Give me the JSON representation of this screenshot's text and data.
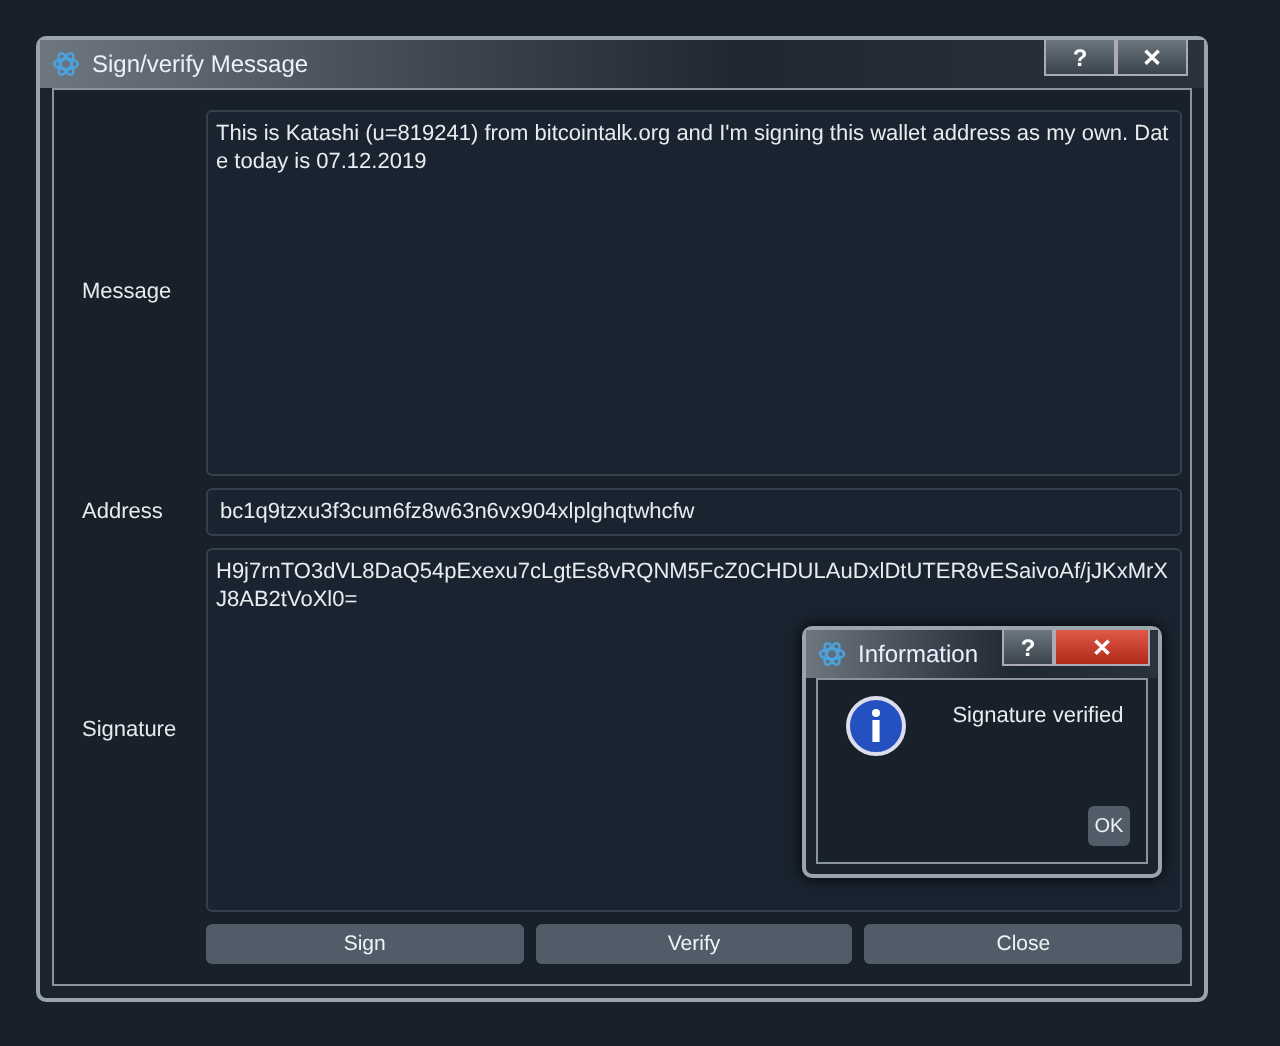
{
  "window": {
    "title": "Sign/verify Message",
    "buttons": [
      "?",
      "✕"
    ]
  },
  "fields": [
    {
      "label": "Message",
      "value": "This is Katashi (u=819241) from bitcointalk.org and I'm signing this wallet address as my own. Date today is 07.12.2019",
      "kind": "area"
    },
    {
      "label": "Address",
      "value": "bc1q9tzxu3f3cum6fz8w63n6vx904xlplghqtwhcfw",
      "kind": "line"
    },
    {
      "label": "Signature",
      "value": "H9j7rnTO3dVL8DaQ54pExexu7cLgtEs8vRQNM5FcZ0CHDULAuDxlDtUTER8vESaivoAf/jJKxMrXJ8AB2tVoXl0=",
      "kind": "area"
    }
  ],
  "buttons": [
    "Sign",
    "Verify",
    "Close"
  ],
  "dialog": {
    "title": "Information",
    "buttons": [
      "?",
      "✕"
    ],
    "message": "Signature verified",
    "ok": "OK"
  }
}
--
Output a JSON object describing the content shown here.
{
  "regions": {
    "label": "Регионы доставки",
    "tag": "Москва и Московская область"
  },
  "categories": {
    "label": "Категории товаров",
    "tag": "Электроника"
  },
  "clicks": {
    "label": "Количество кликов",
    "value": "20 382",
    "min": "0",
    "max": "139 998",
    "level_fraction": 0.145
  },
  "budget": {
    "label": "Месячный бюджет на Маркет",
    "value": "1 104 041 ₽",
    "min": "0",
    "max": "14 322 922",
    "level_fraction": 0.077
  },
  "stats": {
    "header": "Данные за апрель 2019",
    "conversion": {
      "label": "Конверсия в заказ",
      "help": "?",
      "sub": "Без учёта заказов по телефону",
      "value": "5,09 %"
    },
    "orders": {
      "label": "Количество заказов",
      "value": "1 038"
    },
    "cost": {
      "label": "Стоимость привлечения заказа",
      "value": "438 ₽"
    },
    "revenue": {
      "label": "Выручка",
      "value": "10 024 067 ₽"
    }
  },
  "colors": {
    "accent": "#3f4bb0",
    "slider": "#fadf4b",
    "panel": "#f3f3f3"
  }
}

Instructions to follow
For each line above that contains the word "value", copy that line.

Answer for this exercise
      "value": "This is Katashi (u=819241) from bitcointalk.org and I'm signing this wallet address as my own. Date today is 07.12.2019",
      "value": "bc1q9tzxu3f3cum6fz8w63n6vx904xlplghqtwhcfw",
      "value": "H9j7rnTO3dVL8DaQ54pExexu7cLgtEs8vRQNM5FcZ0CHDULAuDxlDtUTER8vESaivoAf/jJKxMrXJ8AB2tVoXl0=",
    "value": "20 382",
    "value": "1 104 041 ₽",
      "value": "5,09 %"
      "value": "1 038"
      "value": "438 ₽"
      "value": "10 024 067 ₽"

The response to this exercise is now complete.